* [The problem]:
All of the records listed below should be retyped exactly.

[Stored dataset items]
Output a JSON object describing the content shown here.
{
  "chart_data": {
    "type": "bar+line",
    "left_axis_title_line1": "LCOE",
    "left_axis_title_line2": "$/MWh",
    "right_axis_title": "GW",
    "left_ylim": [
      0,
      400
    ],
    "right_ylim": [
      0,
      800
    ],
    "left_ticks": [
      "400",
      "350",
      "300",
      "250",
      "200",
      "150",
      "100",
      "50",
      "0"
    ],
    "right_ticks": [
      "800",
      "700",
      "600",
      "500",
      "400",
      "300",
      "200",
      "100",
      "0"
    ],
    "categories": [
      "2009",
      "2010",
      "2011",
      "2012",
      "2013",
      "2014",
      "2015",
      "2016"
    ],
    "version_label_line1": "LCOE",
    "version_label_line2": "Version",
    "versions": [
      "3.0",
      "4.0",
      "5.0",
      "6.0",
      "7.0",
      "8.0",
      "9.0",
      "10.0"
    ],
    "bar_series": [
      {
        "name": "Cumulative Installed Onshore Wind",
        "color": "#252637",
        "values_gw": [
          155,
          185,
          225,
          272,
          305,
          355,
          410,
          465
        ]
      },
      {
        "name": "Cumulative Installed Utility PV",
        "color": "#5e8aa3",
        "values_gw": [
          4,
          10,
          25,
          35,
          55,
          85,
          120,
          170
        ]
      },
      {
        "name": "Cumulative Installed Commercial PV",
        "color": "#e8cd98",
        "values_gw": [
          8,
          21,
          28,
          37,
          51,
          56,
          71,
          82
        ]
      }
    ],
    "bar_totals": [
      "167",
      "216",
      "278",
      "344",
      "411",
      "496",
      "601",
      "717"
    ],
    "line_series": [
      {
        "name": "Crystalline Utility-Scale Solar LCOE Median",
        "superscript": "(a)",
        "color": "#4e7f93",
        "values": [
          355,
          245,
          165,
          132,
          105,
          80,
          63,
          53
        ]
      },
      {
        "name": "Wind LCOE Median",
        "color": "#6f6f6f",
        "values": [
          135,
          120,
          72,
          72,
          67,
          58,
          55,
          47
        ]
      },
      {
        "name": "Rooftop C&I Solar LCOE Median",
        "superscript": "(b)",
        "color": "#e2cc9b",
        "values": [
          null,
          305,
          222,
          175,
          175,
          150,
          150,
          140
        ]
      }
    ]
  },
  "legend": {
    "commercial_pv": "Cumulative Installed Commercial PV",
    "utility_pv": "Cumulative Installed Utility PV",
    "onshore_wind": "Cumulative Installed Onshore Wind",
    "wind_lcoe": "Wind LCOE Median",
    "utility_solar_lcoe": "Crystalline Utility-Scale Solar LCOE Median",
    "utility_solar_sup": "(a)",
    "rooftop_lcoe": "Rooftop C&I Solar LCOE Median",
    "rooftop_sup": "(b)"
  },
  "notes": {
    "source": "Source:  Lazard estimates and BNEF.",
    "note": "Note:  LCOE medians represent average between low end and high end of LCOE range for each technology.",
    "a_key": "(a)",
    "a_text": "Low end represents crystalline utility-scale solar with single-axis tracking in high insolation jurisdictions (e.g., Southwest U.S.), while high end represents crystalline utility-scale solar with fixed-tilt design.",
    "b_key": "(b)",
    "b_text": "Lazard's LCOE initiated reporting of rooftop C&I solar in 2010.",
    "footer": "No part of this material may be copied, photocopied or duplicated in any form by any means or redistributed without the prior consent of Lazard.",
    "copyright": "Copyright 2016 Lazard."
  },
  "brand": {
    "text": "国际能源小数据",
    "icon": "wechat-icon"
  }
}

* [Solution to this problem]:
Output a JSON object describing the content shown here.
{
  "chart_data": {
    "type": "bar+line",
    "left_axis_title_line1": "LCOE",
    "left_axis_title_line2": "$/MWh",
    "right_axis_title": "GW",
    "left_ylim": [
      0,
      400
    ],
    "right_ylim": [
      0,
      800
    ],
    "left_ticks": [
      "400",
      "350",
      "300",
      "250",
      "200",
      "150",
      "100",
      "50",
      "0"
    ],
    "right_ticks": [
      "800",
      "700",
      "600",
      "500",
      "400",
      "300",
      "200",
      "100",
      "0"
    ],
    "categories": [
      "2009",
      "2010",
      "2011",
      "2012",
      "2013",
      "2014",
      "2015",
      "2016"
    ],
    "version_label_line1": "LCOE",
    "version_label_line2": "Version",
    "versions": [
      "3.0",
      "4.0",
      "5.0",
      "6.0",
      "7.0",
      "8.0",
      "9.0",
      "10.0"
    ],
    "bar_series": [
      {
        "name": "Cumulative Installed Onshore Wind",
        "color": "#252637",
        "values_gw": [
          155,
          185,
          225,
          272,
          305,
          355,
          410,
          465
        ]
      },
      {
        "name": "Cumulative Installed Utility PV",
        "color": "#5e8aa3",
        "values_gw": [
          4,
          10,
          25,
          35,
          55,
          85,
          120,
          170
        ]
      },
      {
        "name": "Cumulative Installed Commercial PV",
        "color": "#e8cd98",
        "values_gw": [
          8,
          21,
          28,
          37,
          51,
          56,
          71,
          82
        ]
      }
    ],
    "bar_totals": [
      "167",
      "216",
      "278",
      "344",
      "411",
      "496",
      "601",
      "717"
    ],
    "line_series": [
      {
        "name": "Crystalline Utility-Scale Solar LCOE Median",
        "superscript": "(a)",
        "color": "#4e7f93",
        "values": [
          355,
          245,
          165,
          132,
          105,
          80,
          63,
          53
        ]
      },
      {
        "name": "Wind LCOE Median",
        "color": "#6f6f6f",
        "values": [
          135,
          120,
          72,
          72,
          67,
          58,
          55,
          47
        ]
      },
      {
        "name": "Rooftop C&I Solar LCOE Median",
        "superscript": "(b)",
        "color": "#e2cc9b",
        "values": [
          null,
          305,
          222,
          175,
          175,
          150,
          150,
          140
        ]
      }
    ]
  },
  "legend": {
    "commercial_pv": "Cumulative Installed Commercial PV",
    "utility_pv": "Cumulative Installed Utility PV",
    "onshore_wind": "Cumulative Installed Onshore Wind",
    "wind_lcoe": "Wind LCOE Median",
    "utility_solar_lcoe": "Crystalline Utility-Scale Solar LCOE Median",
    "utility_solar_sup": "(a)",
    "rooftop_lcoe": "Rooftop C&I Solar LCOE Median",
    "rooftop_sup": "(b)"
  },
  "notes": {
    "source": "Source:  Lazard estimates and BNEF.",
    "note": "Note:  LCOE medians represent average between low end and high end of LCOE range for each technology.",
    "a_key": "(a)",
    "a_text": "Low end represents crystalline utility-scale solar with single-axis tracking in high insolation jurisdictions (e.g., Southwest U.S.), while high end represents crystalline utility-scale solar with fixed-tilt design.",
    "b_key": "(b)",
    "b_text": "Lazard's LCOE initiated reporting of rooftop C&I solar in 2010.",
    "footer": "No part of this material may be copied, photocopied or duplicated in any form by any means or redistributed without the prior consent of Lazard.",
    "copyright": "Copyright 2016 Lazard."
  },
  "brand": {
    "text": "国际能源小数据",
    "icon": "wechat-icon"
  }
}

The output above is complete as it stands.